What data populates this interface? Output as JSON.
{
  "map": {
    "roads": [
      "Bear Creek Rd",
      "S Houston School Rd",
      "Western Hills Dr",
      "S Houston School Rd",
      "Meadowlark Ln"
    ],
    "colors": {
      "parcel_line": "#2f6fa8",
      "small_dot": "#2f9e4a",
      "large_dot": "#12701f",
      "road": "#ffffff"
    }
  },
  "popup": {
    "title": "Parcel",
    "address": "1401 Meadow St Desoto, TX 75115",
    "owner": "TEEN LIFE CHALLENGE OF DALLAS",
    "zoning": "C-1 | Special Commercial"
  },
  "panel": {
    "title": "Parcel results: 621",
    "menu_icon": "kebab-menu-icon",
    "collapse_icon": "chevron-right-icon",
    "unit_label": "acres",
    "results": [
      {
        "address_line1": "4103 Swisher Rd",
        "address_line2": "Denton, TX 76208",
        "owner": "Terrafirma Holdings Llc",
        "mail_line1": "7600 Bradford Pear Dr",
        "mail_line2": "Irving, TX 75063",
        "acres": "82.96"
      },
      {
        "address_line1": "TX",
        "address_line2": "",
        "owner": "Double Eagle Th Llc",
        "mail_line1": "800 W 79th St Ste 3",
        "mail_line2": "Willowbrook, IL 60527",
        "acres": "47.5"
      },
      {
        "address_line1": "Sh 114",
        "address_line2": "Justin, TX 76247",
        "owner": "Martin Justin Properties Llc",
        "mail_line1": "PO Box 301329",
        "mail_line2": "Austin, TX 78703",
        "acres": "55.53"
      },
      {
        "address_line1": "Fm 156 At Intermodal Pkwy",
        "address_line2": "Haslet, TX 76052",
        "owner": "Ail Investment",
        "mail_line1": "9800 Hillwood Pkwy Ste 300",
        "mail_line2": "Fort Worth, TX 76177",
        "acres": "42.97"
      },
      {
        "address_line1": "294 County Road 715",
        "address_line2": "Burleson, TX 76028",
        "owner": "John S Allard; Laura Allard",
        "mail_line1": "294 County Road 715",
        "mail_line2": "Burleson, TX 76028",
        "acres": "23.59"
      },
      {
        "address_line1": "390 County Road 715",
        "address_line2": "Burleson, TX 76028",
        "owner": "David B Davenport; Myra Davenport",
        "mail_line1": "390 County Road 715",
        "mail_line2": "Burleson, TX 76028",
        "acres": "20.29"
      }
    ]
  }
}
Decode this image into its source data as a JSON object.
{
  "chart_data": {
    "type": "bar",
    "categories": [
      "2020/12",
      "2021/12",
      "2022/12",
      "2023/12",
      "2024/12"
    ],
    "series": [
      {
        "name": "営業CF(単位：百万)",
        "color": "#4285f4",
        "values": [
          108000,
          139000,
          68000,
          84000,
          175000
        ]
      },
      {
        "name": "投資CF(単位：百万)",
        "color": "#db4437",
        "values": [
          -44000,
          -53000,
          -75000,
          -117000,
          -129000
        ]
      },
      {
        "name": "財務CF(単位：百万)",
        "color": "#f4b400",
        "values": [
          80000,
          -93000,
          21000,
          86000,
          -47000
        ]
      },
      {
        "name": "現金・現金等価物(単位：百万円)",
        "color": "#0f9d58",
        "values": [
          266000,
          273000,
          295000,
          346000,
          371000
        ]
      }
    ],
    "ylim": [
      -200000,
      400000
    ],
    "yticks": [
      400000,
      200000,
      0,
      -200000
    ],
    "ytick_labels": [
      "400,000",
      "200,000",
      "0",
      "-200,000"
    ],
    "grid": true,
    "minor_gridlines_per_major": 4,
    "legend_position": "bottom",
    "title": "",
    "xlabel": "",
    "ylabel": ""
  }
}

Brief – Go through the entries and repeat each one exactly.

Reply –
What data populates this interface? Output as JSON.
{
  "map": {
    "roads": [
      "Bear Creek Rd",
      "S Houston School Rd",
      "Western Hills Dr",
      "S Houston School Rd",
      "Meadowlark Ln"
    ],
    "colors": {
      "parcel_line": "#2f6fa8",
      "small_dot": "#2f9e4a",
      "large_dot": "#12701f",
      "road": "#ffffff"
    }
  },
  "popup": {
    "title": "Parcel",
    "address": "1401 Meadow St Desoto, TX 75115",
    "owner": "TEEN LIFE CHALLENGE OF DALLAS",
    "zoning": "C-1 | Special Commercial"
  },
  "panel": {
    "title": "Parcel results: 621",
    "menu_icon": "kebab-menu-icon",
    "collapse_icon": "chevron-right-icon",
    "unit_label": "acres",
    "results": [
      {
        "address_line1": "4103 Swisher Rd",
        "address_line2": "Denton, TX 76208",
        "owner": "Terrafirma Holdings Llc",
        "mail_line1": "7600 Bradford Pear Dr",
        "mail_line2": "Irving, TX 75063",
        "acres": "82.96"
      },
      {
        "address_line1": "TX",
        "address_line2": "",
        "owner": "Double Eagle Th Llc",
        "mail_line1": "800 W 79th St Ste 3",
        "mail_line2": "Willowbrook, IL 60527",
        "acres": "47.5"
      },
      {
        "address_line1": "Sh 114",
        "address_line2": "Justin, TX 76247",
        "owner": "Martin Justin Properties Llc",
        "mail_line1": "PO Box 301329",
        "mail_line2": "Austin, TX 78703",
        "acres": "55.53"
      },
      {
        "address_line1": "Fm 156 At Intermodal Pkwy",
        "address_line2": "Haslet, TX 76052",
        "owner": "Ail Investment",
        "mail_line1": "9800 Hillwood Pkwy Ste 300",
        "mail_line2": "Fort Worth, TX 76177",
        "acres": "42.97"
      },
      {
        "address_line1": "294 County Road 715",
        "address_line2": "Burleson, TX 76028",
        "owner": "John S Allard; Laura Allard",
        "mail_line1": "294 County Road 715",
        "mail_line2": "Burleson, TX 76028",
        "acres": "23.59"
      },
      {
        "address_line1": "390 County Road 715",
        "address_line2": "Burleson, TX 76028",
        "owner": "David B Davenport; Myra Davenport",
        "mail_line1": "390 County Road 715",
        "mail_line2": "Burleson, TX 76028",
        "acres": "20.29"
      }
    ]
  }
}
Decode this image into its source data as a JSON object.
{
  "chart_data": {
    "type": "bar",
    "categories": [
      "2020/12",
      "2021/12",
      "2022/12",
      "2023/12",
      "2024/12"
    ],
    "series": [
      {
        "name": "営業CF(単位：百万)",
        "color": "#4285f4",
        "values": [
          108000,
          139000,
          68000,
          84000,
          175000
        ]
      },
      {
        "name": "投資CF(単位：百万)",
        "color": "#db4437",
        "values": [
          -44000,
          -53000,
          -75000,
          -117000,
          -129000
        ]
      },
      {
        "name": "財務CF(単位：百万)",
        "color": "#f4b400",
        "values": [
          80000,
          -93000,
          21000,
          86000,
          -47000
        ]
      },
      {
        "name": "現金・現金等価物(単位：百万円)",
        "color": "#0f9d58",
        "values": [
          266000,
          273000,
          295000,
          346000,
          371000
        ]
      }
    ],
    "ylim": [
      -200000,
      400000
    ],
    "yticks": [
      400000,
      200000,
      0,
      -200000
    ],
    "ytick_labels": [
      "400,000",
      "200,000",
      "0",
      "-200,000"
    ],
    "grid": true,
    "minor_gridlines_per_major": 4,
    "legend_position": "bottom",
    "title": "",
    "xlabel": "",
    "ylabel": ""
  }
}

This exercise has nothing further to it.